(Short exercise)
Your task is to locate every line holding the string "more" and to copy each of them.

━━ Data shown

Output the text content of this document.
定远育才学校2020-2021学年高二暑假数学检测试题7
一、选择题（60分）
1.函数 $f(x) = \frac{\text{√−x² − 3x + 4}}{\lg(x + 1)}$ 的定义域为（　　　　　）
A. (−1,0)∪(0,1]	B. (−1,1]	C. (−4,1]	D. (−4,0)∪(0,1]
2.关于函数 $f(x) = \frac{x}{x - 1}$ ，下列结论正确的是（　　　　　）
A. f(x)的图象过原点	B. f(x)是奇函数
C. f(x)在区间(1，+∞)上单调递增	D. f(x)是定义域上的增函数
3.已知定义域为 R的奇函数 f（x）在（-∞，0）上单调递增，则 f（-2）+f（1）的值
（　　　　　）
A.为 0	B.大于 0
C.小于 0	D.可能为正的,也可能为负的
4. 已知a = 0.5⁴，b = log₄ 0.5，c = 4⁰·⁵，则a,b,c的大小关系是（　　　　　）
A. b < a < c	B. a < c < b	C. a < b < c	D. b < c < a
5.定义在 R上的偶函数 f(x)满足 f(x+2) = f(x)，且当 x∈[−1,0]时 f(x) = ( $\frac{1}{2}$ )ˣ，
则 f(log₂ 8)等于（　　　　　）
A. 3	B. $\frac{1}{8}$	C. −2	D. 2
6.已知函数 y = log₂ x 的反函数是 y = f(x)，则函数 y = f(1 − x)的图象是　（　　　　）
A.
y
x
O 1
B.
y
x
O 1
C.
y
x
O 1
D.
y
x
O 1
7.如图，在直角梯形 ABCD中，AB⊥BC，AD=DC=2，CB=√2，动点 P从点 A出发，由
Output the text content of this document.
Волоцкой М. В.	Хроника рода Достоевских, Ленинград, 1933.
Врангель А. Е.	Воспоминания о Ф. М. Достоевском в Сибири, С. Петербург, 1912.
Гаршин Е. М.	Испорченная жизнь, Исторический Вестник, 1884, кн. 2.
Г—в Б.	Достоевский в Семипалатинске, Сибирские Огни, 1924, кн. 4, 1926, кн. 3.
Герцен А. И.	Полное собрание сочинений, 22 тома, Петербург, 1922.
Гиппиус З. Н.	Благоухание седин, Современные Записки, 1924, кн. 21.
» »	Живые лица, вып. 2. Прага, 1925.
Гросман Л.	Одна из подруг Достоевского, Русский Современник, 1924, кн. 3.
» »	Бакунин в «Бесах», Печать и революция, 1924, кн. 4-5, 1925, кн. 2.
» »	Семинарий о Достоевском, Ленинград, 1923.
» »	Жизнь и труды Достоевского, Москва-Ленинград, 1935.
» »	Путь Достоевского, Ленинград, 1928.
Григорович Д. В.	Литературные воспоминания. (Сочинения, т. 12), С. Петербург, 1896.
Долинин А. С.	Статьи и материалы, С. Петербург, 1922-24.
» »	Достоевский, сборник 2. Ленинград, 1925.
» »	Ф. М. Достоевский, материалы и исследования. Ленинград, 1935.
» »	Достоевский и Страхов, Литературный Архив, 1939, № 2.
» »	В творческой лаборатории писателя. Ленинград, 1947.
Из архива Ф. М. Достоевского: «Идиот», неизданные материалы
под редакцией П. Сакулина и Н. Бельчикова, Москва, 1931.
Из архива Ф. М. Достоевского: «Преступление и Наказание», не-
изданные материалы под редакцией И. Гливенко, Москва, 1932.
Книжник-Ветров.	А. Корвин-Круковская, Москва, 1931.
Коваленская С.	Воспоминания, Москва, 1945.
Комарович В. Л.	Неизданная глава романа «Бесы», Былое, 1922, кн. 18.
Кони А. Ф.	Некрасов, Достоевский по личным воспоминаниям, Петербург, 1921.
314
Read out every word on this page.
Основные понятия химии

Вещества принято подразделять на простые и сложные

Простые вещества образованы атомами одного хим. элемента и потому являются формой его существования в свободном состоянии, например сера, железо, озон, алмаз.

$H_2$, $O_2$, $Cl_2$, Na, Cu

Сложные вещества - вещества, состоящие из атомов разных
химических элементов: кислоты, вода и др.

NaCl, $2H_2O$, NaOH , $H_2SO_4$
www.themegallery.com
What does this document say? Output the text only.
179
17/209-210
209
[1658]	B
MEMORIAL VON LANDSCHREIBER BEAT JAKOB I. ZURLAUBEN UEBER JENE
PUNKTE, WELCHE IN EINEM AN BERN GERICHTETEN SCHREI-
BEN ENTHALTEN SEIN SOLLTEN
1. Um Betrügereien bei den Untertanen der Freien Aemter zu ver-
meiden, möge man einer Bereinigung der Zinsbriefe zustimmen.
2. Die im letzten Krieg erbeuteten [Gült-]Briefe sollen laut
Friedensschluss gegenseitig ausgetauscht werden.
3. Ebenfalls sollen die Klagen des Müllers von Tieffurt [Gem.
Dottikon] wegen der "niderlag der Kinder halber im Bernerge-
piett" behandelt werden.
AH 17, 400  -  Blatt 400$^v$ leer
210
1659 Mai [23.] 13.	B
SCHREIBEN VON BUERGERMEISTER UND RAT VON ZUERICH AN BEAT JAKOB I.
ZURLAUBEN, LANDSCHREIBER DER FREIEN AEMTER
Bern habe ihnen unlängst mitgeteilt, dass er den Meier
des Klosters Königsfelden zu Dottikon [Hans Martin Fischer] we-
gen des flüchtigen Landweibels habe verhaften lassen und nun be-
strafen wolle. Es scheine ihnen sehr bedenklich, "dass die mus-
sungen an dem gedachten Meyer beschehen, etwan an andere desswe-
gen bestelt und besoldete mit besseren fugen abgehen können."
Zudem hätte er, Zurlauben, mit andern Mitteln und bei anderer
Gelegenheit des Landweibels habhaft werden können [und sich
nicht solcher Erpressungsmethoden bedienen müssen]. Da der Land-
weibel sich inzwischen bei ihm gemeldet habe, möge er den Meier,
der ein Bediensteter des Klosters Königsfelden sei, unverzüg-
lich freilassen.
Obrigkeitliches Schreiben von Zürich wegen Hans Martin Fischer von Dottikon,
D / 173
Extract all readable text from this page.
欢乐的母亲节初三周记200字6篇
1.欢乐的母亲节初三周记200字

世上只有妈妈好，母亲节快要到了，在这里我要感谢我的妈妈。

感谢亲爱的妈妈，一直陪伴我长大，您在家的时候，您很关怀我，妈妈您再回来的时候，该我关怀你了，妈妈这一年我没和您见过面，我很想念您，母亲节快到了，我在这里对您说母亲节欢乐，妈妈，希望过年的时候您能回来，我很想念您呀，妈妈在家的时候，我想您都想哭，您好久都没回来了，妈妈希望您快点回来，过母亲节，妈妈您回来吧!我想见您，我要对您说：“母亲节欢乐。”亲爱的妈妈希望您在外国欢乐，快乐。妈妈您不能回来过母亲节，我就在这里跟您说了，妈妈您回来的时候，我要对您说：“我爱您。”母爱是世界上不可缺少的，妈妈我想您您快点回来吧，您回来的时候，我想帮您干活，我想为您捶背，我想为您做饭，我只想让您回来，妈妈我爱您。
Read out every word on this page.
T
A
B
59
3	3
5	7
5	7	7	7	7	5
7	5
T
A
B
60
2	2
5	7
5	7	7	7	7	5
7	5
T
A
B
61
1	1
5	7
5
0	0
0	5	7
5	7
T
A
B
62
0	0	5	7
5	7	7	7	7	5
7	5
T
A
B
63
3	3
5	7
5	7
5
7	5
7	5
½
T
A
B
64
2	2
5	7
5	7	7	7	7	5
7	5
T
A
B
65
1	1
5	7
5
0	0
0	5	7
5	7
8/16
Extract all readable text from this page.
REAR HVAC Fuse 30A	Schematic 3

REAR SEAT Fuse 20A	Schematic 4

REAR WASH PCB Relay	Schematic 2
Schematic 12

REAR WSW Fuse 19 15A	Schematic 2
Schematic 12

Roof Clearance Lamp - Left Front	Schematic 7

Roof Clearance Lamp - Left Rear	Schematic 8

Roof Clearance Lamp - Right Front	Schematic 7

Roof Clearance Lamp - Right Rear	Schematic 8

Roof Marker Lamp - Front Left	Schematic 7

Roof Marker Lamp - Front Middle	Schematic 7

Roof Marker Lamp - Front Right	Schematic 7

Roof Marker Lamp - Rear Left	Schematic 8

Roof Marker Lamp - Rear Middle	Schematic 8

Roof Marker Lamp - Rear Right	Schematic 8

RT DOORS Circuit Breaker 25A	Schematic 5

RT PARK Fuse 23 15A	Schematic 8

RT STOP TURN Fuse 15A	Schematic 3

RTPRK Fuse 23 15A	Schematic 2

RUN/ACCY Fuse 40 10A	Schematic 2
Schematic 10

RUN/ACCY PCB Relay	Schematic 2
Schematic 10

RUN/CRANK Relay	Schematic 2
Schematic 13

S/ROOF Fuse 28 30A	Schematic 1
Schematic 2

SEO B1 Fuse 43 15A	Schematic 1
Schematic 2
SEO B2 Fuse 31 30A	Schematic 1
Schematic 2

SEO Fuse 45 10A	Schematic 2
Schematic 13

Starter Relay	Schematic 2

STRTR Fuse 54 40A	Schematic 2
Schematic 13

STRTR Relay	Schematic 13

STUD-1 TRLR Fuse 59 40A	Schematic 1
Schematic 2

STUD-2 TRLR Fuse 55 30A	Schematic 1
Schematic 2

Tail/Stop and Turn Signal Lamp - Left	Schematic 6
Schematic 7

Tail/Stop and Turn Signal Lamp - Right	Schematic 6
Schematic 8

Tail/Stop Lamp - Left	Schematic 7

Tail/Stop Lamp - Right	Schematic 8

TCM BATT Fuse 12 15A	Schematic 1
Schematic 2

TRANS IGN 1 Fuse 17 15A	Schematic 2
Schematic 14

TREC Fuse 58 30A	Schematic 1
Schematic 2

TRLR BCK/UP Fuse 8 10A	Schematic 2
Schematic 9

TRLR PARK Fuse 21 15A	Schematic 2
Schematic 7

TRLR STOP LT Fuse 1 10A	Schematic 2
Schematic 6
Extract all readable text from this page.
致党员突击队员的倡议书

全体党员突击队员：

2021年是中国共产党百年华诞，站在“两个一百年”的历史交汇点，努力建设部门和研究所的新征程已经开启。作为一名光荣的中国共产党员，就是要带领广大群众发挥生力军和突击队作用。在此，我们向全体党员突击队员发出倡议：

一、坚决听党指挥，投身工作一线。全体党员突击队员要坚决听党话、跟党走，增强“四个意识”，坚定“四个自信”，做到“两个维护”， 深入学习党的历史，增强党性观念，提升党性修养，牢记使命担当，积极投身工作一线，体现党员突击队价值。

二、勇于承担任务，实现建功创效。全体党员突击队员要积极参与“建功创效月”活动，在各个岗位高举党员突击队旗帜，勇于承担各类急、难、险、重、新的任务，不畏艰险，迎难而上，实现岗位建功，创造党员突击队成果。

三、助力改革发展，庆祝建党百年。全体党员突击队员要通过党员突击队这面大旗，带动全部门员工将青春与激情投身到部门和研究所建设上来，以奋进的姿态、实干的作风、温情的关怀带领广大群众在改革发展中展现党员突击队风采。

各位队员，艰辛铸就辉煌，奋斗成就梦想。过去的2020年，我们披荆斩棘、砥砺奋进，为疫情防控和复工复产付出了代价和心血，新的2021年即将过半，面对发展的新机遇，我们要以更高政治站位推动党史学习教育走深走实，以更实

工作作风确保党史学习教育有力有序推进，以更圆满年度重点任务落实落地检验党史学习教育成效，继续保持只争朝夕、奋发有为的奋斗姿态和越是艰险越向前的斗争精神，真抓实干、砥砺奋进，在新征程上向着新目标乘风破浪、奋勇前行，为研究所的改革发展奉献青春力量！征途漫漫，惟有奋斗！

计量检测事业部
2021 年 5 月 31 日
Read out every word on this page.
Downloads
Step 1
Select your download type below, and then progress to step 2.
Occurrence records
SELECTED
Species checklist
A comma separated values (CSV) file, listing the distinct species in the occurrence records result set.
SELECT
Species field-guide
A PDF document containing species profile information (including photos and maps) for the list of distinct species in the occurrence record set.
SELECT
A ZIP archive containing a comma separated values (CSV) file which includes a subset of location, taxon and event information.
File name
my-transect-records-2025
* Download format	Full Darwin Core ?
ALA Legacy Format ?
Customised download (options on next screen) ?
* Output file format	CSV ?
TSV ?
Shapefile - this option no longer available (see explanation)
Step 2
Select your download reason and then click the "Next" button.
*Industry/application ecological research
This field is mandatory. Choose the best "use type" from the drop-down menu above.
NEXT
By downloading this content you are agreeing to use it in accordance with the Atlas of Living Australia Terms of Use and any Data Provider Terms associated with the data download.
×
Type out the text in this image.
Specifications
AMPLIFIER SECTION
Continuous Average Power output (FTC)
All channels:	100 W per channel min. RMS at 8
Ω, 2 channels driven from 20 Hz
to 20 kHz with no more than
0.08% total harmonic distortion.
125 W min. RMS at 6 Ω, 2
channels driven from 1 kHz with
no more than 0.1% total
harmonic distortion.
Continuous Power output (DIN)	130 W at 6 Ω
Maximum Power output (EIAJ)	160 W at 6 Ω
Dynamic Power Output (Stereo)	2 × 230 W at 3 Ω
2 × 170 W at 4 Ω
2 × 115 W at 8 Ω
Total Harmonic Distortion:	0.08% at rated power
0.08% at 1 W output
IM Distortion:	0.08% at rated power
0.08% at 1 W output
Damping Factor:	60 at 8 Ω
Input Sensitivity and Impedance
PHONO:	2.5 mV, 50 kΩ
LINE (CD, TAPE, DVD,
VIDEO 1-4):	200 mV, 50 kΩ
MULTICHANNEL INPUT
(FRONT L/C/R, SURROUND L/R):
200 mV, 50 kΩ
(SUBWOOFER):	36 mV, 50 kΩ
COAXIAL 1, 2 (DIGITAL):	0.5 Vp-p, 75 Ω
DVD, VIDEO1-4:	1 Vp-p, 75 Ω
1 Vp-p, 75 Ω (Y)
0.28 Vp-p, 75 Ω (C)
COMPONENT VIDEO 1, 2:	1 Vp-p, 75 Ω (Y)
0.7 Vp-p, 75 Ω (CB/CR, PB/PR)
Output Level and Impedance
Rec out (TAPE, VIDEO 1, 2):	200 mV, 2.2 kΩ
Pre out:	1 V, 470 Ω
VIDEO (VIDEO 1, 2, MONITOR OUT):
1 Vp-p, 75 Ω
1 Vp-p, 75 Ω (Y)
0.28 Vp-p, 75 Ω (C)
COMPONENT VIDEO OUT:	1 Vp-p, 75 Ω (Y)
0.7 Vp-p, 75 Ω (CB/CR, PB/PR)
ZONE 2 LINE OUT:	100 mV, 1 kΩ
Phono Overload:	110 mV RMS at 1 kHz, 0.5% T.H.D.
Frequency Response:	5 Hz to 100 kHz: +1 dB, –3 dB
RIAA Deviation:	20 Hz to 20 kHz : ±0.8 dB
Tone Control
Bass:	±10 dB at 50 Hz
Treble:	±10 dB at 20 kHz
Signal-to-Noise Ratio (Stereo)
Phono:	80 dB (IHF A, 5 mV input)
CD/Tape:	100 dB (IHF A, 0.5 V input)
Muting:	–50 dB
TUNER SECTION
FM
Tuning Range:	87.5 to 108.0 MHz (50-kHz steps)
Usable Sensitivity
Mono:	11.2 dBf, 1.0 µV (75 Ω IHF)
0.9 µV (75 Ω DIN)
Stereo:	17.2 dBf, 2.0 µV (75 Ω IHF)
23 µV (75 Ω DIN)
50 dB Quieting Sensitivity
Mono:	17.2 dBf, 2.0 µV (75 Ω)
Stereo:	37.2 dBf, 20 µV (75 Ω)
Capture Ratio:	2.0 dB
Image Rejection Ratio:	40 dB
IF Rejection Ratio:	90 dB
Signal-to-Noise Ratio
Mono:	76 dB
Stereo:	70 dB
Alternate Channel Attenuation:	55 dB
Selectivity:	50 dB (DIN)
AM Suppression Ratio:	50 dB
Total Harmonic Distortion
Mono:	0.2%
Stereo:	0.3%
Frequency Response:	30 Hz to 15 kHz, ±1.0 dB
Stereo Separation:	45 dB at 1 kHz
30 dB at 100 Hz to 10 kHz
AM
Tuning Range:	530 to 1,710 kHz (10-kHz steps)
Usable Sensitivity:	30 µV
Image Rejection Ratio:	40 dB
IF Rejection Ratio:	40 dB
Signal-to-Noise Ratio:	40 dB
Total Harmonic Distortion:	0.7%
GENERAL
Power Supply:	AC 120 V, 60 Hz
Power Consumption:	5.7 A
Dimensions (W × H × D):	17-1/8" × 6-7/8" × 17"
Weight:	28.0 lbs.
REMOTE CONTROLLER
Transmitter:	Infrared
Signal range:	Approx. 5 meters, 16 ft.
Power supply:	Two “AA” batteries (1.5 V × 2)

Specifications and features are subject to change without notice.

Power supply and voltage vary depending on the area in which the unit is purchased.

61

━━━━

(Response)
to 20 kHz with no more than
no more than 0.1% total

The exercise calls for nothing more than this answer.